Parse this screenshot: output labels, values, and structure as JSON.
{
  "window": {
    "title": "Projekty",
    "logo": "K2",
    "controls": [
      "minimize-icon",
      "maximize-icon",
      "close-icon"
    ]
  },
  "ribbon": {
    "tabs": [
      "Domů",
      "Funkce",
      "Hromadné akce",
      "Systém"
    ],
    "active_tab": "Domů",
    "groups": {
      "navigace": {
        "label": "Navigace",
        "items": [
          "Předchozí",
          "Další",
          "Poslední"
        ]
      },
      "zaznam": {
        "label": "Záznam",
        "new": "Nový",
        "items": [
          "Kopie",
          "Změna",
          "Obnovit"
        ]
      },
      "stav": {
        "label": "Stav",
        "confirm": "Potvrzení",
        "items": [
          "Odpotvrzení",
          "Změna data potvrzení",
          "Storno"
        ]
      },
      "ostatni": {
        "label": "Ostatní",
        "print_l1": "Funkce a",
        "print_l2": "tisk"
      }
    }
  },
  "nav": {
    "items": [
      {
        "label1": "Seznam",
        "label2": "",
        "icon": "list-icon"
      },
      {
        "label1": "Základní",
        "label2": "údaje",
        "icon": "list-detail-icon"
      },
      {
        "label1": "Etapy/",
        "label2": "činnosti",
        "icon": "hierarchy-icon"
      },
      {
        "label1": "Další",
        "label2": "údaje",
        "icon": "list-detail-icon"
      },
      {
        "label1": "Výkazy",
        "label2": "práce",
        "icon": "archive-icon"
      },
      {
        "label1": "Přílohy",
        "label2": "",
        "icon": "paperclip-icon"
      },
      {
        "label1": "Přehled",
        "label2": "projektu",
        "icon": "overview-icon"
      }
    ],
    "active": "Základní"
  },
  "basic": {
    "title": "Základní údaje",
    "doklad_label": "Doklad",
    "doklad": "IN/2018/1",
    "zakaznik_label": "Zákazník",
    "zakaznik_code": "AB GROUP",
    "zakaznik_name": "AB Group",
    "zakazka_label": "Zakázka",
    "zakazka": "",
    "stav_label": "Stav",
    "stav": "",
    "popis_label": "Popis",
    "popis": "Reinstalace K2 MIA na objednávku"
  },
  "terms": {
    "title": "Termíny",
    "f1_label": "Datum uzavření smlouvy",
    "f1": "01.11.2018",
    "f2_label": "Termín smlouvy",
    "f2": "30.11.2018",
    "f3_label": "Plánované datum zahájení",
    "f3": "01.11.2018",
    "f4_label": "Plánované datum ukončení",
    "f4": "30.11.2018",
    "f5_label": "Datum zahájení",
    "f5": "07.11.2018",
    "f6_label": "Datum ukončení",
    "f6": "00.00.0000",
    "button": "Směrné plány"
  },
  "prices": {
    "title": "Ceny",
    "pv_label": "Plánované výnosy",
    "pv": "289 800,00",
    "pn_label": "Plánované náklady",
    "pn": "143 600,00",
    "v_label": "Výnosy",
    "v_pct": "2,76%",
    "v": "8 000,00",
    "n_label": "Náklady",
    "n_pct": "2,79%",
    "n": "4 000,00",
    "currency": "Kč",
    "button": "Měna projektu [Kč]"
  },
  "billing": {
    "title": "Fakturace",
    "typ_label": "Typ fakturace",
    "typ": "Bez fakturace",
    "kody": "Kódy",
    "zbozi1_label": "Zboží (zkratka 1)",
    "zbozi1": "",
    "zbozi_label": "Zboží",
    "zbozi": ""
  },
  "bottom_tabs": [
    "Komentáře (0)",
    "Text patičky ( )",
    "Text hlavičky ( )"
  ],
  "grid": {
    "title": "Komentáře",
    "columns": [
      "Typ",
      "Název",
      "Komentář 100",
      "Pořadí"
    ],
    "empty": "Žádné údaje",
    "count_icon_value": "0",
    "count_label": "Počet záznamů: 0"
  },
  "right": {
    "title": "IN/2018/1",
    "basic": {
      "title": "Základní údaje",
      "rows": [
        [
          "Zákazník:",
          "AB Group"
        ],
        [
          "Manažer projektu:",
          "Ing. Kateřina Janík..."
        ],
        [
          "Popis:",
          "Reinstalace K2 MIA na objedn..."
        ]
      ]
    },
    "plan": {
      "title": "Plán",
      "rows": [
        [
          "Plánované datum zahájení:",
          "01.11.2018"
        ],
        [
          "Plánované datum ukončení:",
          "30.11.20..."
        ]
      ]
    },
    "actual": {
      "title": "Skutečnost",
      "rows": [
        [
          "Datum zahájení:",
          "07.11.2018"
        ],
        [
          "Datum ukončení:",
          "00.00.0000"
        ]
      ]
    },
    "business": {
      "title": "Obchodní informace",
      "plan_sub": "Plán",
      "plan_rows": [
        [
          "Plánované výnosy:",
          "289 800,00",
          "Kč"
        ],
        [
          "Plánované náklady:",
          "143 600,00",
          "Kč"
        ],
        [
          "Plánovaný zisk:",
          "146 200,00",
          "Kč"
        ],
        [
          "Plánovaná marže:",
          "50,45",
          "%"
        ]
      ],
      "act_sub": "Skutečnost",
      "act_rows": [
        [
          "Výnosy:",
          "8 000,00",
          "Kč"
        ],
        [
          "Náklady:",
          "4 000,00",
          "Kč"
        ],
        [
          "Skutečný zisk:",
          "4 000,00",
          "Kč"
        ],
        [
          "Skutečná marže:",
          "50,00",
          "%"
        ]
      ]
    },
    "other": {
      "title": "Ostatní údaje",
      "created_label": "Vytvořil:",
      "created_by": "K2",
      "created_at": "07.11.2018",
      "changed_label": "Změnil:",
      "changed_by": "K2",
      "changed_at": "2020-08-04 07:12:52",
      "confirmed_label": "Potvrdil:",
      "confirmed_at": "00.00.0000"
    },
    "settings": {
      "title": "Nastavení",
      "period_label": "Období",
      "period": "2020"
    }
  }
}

**Stated goal:** Repeat the material above exactly.

**Response for this exercise:**
Parse this screenshot: output labels, values, and structure as JSON.
{
  "window": {
    "title": "Projekty",
    "logo": "K2",
    "controls": [
      "minimize-icon",
      "maximize-icon",
      "close-icon"
    ]
  },
  "ribbon": {
    "tabs": [
      "Domů",
      "Funkce",
      "Hromadné akce",
      "Systém"
    ],
    "active_tab": "Domů",
    "groups": {
      "navigace": {
        "label": "Navigace",
        "items": [
          "Předchozí",
          "Další",
          "Poslední"
        ]
      },
      "zaznam": {
        "label": "Záznam",
        "new": "Nový",
        "items": [
          "Kopie",
          "Změna",
          "Obnovit"
        ]
      },
      "stav": {
        "label": "Stav",
        "confirm": "Potvrzení",
        "items": [
          "Odpotvrzení",
          "Změna data potvrzení",
          "Storno"
        ]
      },
      "ostatni": {
        "label": "Ostatní",
        "print_l1": "Funkce a",
        "print_l2": "tisk"
      }
    }
  },
  "nav": {
    "items": [
      {
        "label1": "Seznam",
        "label2": "",
        "icon": "list-icon"
      },
      {
        "label1": "Základní",
        "label2": "údaje",
        "icon": "list-detail-icon"
      },
      {
        "label1": "Etapy/",
        "label2": "činnosti",
        "icon": "hierarchy-icon"
      },
      {
        "label1": "Další",
        "label2": "údaje",
        "icon": "list-detail-icon"
      },
      {
        "label1": "Výkazy",
        "label2": "práce",
        "icon": "archive-icon"
      },
      {
        "label1": "Přílohy",
        "label2": "",
        "icon": "paperclip-icon"
      },
      {
        "label1": "Přehled",
        "label2": "projektu",
        "icon": "overview-icon"
      }
    ],
    "active": "Základní"
  },
  "basic": {
    "title": "Základní údaje",
    "doklad_label": "Doklad",
    "doklad": "IN/2018/1",
    "zakaznik_label": "Zákazník",
    "zakaznik_code": "AB GROUP",
    "zakaznik_name": "AB Group",
    "zakazka_label": "Zakázka",
    "zakazka": "",
    "stav_label": "Stav",
    "stav": "",
    "popis_label": "Popis",
    "popis": "Reinstalace K2 MIA na objednávku"
  },
  "terms": {
    "title": "Termíny",
    "f1_label": "Datum uzavření smlouvy",
    "f1": "01.11.2018",
    "f2_label": "Termín smlouvy",
    "f2": "30.11.2018",
    "f3_label": "Plánované datum zahájení",
    "f3": "01.11.2018",
    "f4_label": "Plánované datum ukončení",
    "f4": "30.11.2018",
    "f5_label": "Datum zahájení",
    "f5": "07.11.2018",
    "f6_label": "Datum ukončení",
    "f6": "00.00.0000",
    "button": "Směrné plány"
  },
  "prices": {
    "title": "Ceny",
    "pv_label": "Plánované výnosy",
    "pv": "289 800,00",
    "pn_label": "Plánované náklady",
    "pn": "143 600,00",
    "v_label": "Výnosy",
    "v_pct": "2,76%",
    "v": "8 000,00",
    "n_label": "Náklady",
    "n_pct": "2,79%",
    "n": "4 000,00",
    "currency": "Kč",
    "button": "Měna projektu [Kč]"
  },
  "billing": {
    "title": "Fakturace",
    "typ_label": "Typ fakturace",
    "typ": "Bez fakturace",
    "kody": "Kódy",
    "zbozi1_label": "Zboží (zkratka 1)",
    "zbozi1": "",
    "zbozi_label": "Zboží",
    "zbozi": ""
  },
  "bottom_tabs": [
    "Komentáře (0)",
    "Text patičky ( )",
    "Text hlavičky ( )"
  ],
  "grid": {
    "title": "Komentáře",
    "columns": [
      "Typ",
      "Název",
      "Komentář 100",
      "Pořadí"
    ],
    "empty": "Žádné údaje",
    "count_icon_value": "0",
    "count_label": "Počet záznamů: 0"
  },
  "right": {
    "title": "IN/2018/1",
    "basic": {
      "title": "Základní údaje",
      "rows": [
        [
          "Zákazník:",
          "AB Group"
        ],
        [
          "Manažer projektu:",
          "Ing. Kateřina Janík..."
        ],
        [
          "Popis:",
          "Reinstalace K2 MIA na objedn..."
        ]
      ]
    },
    "plan": {
      "title": "Plán",
      "rows": [
        [
          "Plánované datum zahájení:",
          "01.11.2018"
        ],
        [
          "Plánované datum ukončení:",
          "30.11.20..."
        ]
      ]
    },
    "actual": {
      "title": "Skutečnost",
      "rows": [
        [
          "Datum zahájení:",
          "07.11.2018"
        ],
        [
          "Datum ukončení:",
          "00.00.0000"
        ]
      ]
    },
    "business": {
      "title": "Obchodní informace",
      "plan_sub": "Plán",
      "plan_rows": [
        [
          "Plánované výnosy:",
          "289 800,00",
          "Kč"
        ],
        [
          "Plánované náklady:",
          "143 600,00",
          "Kč"
        ],
        [
          "Plánovaný zisk:",
          "146 200,00",
          "Kč"
        ],
        [
          "Plánovaná marže:",
          "50,45",
          "%"
        ]
      ],
      "act_sub": "Skutečnost",
      "act_rows": [
        [
          "Výnosy:",
          "8 000,00",
          "Kč"
        ],
        [
          "Náklady:",
          "4 000,00",
          "Kč"
        ],
        [
          "Skutečný zisk:",
          "4 000,00",
          "Kč"
        ],
        [
          "Skutečná marže:",
          "50,00",
          "%"
        ]
      ]
    },
    "other": {
      "title": "Ostatní údaje",
      "created_label": "Vytvořil:",
      "created_by": "K2",
      "created_at": "07.11.2018",
      "changed_label": "Změnil:",
      "changed_by": "K2",
      "changed_at": "2020-08-04 07:12:52",
      "confirmed_label": "Potvrdil:",
      "confirmed_at": "00.00.0000"
    },
    "settings": {
      "title": "Nastavení",
      "period_label": "Období",
      "period": "2020"
    }
  }
}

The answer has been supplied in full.